§ Dataset rows about figures
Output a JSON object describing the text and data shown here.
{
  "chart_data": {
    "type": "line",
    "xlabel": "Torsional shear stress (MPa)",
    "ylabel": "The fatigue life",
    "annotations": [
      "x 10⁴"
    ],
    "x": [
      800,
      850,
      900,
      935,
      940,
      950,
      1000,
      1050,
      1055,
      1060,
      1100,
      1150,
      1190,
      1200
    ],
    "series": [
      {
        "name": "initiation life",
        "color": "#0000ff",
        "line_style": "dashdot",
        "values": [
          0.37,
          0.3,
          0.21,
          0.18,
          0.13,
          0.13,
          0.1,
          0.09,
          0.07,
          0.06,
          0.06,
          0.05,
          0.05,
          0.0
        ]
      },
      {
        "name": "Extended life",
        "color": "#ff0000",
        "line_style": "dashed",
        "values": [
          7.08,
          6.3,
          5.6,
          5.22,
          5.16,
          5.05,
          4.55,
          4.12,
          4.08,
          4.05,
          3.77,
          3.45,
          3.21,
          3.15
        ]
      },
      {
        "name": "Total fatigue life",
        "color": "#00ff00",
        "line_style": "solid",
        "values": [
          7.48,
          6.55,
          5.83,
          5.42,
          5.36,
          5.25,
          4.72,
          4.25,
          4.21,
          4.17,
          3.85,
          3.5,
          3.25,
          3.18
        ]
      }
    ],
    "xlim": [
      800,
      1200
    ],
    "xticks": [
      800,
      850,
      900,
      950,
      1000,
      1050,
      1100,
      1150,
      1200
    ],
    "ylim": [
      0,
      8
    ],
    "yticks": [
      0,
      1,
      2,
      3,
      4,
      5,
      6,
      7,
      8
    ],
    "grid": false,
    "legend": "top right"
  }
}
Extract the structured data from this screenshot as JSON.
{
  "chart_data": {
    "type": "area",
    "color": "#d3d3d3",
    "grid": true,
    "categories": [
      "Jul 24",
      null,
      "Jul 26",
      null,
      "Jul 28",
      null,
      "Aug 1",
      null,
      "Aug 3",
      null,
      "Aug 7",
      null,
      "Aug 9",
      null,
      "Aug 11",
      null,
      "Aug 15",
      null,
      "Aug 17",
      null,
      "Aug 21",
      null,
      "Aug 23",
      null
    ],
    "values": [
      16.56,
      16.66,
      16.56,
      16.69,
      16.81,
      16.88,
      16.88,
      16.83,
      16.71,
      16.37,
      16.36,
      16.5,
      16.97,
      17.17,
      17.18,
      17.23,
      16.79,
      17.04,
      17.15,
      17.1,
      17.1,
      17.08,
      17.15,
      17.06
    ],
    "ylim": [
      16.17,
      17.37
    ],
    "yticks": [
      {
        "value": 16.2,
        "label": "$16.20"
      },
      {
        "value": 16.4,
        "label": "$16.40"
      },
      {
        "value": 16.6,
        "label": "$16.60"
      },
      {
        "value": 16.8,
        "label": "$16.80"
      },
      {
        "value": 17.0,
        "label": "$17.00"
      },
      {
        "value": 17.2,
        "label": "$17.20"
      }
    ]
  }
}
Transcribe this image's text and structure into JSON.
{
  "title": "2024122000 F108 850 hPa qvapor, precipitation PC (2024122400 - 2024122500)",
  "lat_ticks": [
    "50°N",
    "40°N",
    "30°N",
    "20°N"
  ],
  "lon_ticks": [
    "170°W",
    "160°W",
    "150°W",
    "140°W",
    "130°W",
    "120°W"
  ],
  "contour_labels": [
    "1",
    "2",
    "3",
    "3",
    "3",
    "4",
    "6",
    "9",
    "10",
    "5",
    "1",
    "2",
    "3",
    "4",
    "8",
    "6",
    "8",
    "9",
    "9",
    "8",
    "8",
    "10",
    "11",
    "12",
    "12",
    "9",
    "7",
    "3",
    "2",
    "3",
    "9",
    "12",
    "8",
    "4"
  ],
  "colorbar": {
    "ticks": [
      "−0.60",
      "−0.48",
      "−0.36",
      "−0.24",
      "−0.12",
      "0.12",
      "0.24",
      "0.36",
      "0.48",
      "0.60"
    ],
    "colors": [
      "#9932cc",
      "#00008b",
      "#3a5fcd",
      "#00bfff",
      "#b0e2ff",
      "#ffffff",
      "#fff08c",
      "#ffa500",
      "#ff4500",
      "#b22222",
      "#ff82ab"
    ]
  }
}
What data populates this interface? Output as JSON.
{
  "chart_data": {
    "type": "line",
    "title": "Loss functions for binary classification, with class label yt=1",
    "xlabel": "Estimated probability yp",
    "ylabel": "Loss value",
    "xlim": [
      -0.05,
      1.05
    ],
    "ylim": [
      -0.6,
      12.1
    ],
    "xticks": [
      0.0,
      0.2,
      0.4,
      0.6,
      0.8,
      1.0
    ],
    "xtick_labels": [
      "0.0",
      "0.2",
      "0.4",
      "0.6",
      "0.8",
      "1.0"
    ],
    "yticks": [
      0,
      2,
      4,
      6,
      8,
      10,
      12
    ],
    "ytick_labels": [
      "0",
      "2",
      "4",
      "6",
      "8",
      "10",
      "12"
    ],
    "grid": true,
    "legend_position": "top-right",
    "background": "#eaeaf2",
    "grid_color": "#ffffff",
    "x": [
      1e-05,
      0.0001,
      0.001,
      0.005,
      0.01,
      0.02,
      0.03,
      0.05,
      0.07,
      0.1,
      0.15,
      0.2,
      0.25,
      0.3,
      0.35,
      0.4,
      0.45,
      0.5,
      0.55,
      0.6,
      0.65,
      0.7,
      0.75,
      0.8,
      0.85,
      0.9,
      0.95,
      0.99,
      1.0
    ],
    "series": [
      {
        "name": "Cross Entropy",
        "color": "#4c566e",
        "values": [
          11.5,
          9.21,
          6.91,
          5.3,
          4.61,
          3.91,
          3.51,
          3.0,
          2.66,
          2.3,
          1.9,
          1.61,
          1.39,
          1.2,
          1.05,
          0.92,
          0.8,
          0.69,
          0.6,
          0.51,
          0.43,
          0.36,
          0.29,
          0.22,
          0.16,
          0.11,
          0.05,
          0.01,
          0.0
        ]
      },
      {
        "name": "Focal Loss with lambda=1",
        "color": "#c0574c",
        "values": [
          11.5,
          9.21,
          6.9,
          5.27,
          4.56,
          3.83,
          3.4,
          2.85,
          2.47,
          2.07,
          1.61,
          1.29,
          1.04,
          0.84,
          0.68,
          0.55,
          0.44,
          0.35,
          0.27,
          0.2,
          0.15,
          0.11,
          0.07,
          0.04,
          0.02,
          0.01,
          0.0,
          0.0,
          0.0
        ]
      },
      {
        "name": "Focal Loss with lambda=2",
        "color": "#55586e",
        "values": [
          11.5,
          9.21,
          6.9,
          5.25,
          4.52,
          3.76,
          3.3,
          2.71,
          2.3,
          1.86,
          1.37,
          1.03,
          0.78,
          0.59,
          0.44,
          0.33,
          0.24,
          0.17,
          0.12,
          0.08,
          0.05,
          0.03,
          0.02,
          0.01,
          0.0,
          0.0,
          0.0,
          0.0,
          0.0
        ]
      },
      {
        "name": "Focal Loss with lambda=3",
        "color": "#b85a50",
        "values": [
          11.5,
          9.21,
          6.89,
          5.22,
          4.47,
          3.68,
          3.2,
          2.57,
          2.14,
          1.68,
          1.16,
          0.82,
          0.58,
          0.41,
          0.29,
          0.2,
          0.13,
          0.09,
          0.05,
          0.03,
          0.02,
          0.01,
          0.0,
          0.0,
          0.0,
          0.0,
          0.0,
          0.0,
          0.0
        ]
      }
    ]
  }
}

§ Written instruction
Each record above must be given again exactly.

§ Solution to the problem
Output a JSON object describing the text and data shown here.
{
  "chart_data": {
    "type": "line",
    "xlabel": "Torsional shear stress (MPa)",
    "ylabel": "The fatigue life",
    "annotations": [
      "x 10⁴"
    ],
    "x": [
      800,
      850,
      900,
      935,
      940,
      950,
      1000,
      1050,
      1055,
      1060,
      1100,
      1150,
      1190,
      1200
    ],
    "series": [
      {
        "name": "initiation life",
        "color": "#0000ff",
        "line_style": "dashdot",
        "values": [
          0.37,
          0.3,
          0.21,
          0.18,
          0.13,
          0.13,
          0.1,
          0.09,
          0.07,
          0.06,
          0.06,
          0.05,
          0.05,
          0.0
        ]
      },
      {
        "name": "Extended life",
        "color": "#ff0000",
        "line_style": "dashed",
        "values": [
          7.08,
          6.3,
          5.6,
          5.22,
          5.16,
          5.05,
          4.55,
          4.12,
          4.08,
          4.05,
          3.77,
          3.45,
          3.21,
          3.15
        ]
      },
      {
        "name": "Total fatigue life",
        "color": "#00ff00",
        "line_style": "solid",
        "values": [
          7.48,
          6.55,
          5.83,
          5.42,
          5.36,
          5.25,
          4.72,
          4.25,
          4.21,
          4.17,
          3.85,
          3.5,
          3.25,
          3.18
        ]
      }
    ],
    "xlim": [
      800,
      1200
    ],
    "xticks": [
      800,
      850,
      900,
      950,
      1000,
      1050,
      1100,
      1150,
      1200
    ],
    "ylim": [
      0,
      8
    ],
    "yticks": [
      0,
      1,
      2,
      3,
      4,
      5,
      6,
      7,
      8
    ],
    "grid": false,
    "legend": "top right"
  }
}
Extract the structured data from this screenshot as JSON.
{
  "chart_data": {
    "type": "area",
    "color": "#d3d3d3",
    "grid": true,
    "categories": [
      "Jul 24",
      null,
      "Jul 26",
      null,
      "Jul 28",
      null,
      "Aug 1",
      null,
      "Aug 3",
      null,
      "Aug 7",
      null,
      "Aug 9",
      null,
      "Aug 11",
      null,
      "Aug 15",
      null,
      "Aug 17",
      null,
      "Aug 21",
      null,
      "Aug 23",
      null
    ],
    "values": [
      16.56,
      16.66,
      16.56,
      16.69,
      16.81,
      16.88,
      16.88,
      16.83,
      16.71,
      16.37,
      16.36,
      16.5,
      16.97,
      17.17,
      17.18,
      17.23,
      16.79,
      17.04,
      17.15,
      17.1,
      17.1,
      17.08,
      17.15,
      17.06
    ],
    "ylim": [
      16.17,
      17.37
    ],
    "yticks": [
      {
        "value": 16.2,
        "label": "$16.20"
      },
      {
        "value": 16.4,
        "label": "$16.40"
      },
      {
        "value": 16.6,
        "label": "$16.60"
      },
      {
        "value": 16.8,
        "label": "$16.80"
      },
      {
        "value": 17.0,
        "label": "$17.00"
      },
      {
        "value": 17.2,
        "label": "$17.20"
      }
    ]
  }
}
Transcribe this image's text and structure into JSON.
{
  "title": "2024122000 F108 850 hPa qvapor, precipitation PC (2024122400 - 2024122500)",
  "lat_ticks": [
    "50°N",
    "40°N",
    "30°N",
    "20°N"
  ],
  "lon_ticks": [
    "170°W",
    "160°W",
    "150°W",
    "140°W",
    "130°W",
    "120°W"
  ],
  "contour_labels": [
    "1",
    "2",
    "3",
    "3",
    "3",
    "4",
    "6",
    "9",
    "10",
    "5",
    "1",
    "2",
    "3",
    "4",
    "8",
    "6",
    "8",
    "9",
    "9",
    "8",
    "8",
    "10",
    "11",
    "12",
    "12",
    "9",
    "7",
    "3",
    "2",
    "3",
    "9",
    "12",
    "8",
    "4"
  ],
  "colorbar": {
    "ticks": [
      "−0.60",
      "−0.48",
      "−0.36",
      "−0.24",
      "−0.12",
      "0.12",
      "0.24",
      "0.36",
      "0.48",
      "0.60"
    ],
    "colors": [
      "#9932cc",
      "#00008b",
      "#3a5fcd",
      "#00bfff",
      "#b0e2ff",
      "#ffffff",
      "#fff08c",
      "#ffa500",
      "#ff4500",
      "#b22222",
      "#ff82ab"
    ]
  }
}
What data populates this interface? Output as JSON.
{
  "chart_data": {
    "type": "line",
    "title": "Loss functions for binary classification, with class label yt=1",
    "xlabel": "Estimated probability yp",
    "ylabel": "Loss value",
    "xlim": [
      -0.05,
      1.05
    ],
    "ylim": [
      -0.6,
      12.1
    ],
    "xticks": [
      0.0,
      0.2,
      0.4,
      0.6,
      0.8,
      1.0
    ],
    "xtick_labels": [
      "0.0",
      "0.2",
      "0.4",
      "0.6",
      "0.8",
      "1.0"
    ],
    "yticks": [
      0,
      2,
      4,
      6,
      8,
      10,
      12
    ],
    "ytick_labels": [
      "0",
      "2",
      "4",
      "6",
      "8",
      "10",
      "12"
    ],
    "grid": true,
    "legend_position": "top-right",
    "background": "#eaeaf2",
    "grid_color": "#ffffff",
    "x": [
      1e-05,
      0.0001,
      0.001,
      0.005,
      0.01,
      0.02,
      0.03,
      0.05,
      0.07,
      0.1,
      0.15,
      0.2,
      0.25,
      0.3,
      0.35,
      0.4,
      0.45,
      0.5,
      0.55,
      0.6,
      0.65,
      0.7,
      0.75,
      0.8,
      0.85,
      0.9,
      0.95,
      0.99,
      1.0
    ],
    "series": [
      {
        "name": "Cross Entropy",
        "color": "#4c566e",
        "values": [
          11.5,
          9.21,
          6.91,
          5.3,
          4.61,
          3.91,
          3.51,
          3.0,
          2.66,
          2.3,
          1.9,
          1.61,
          1.39,
          1.2,
          1.05,
          0.92,
          0.8,
          0.69,
          0.6,
          0.51,
          0.43,
          0.36,
          0.29,
          0.22,
          0.16,
          0.11,
          0.05,
          0.01,
          0.0
        ]
      },
      {
        "name": "Focal Loss with lambda=1",
        "color": "#c0574c",
        "values": [
          11.5,
          9.21,
          6.9,
          5.27,
          4.56,
          3.83,
          3.4,
          2.85,
          2.47,
          2.07,
          1.61,
          1.29,
          1.04,
          0.84,
          0.68,
          0.55,
          0.44,
          0.35,
          0.27,
          0.2,
          0.15,
          0.11,
          0.07,
          0.04,
          0.02,
          0.01,
          0.0,
          0.0,
          0.0
        ]
      },
      {
        "name": "Focal Loss with lambda=2",
        "color": "#55586e",
        "values": [
          11.5,
          9.21,
          6.9,
          5.25,
          4.52,
          3.76,
          3.3,
          2.71,
          2.3,
          1.86,
          1.37,
          1.03,
          0.78,
          0.59,
          0.44,
          0.33,
          0.24,
          0.17,
          0.12,
          0.08,
          0.05,
          0.03,
          0.02,
          0.01,
          0.0,
          0.0,
          0.0,
          0.0,
          0.0
        ]
      },
      {
        "name": "Focal Loss with lambda=3",
        "color": "#b85a50",
        "values": [
          11.5,
          9.21,
          6.89,
          5.22,
          4.47,
          3.68,
          3.2,
          2.57,
          2.14,
          1.68,
          1.16,
          0.82,
          0.58,
          0.41,
          0.29,
          0.2,
          0.13,
          0.09,
          0.05,
          0.03,
          0.02,
          0.01,
          0.0,
          0.0,
          0.0,
          0.0,
          0.0,
          0.0,
          0.0
        ]
      }
    ]
  }
}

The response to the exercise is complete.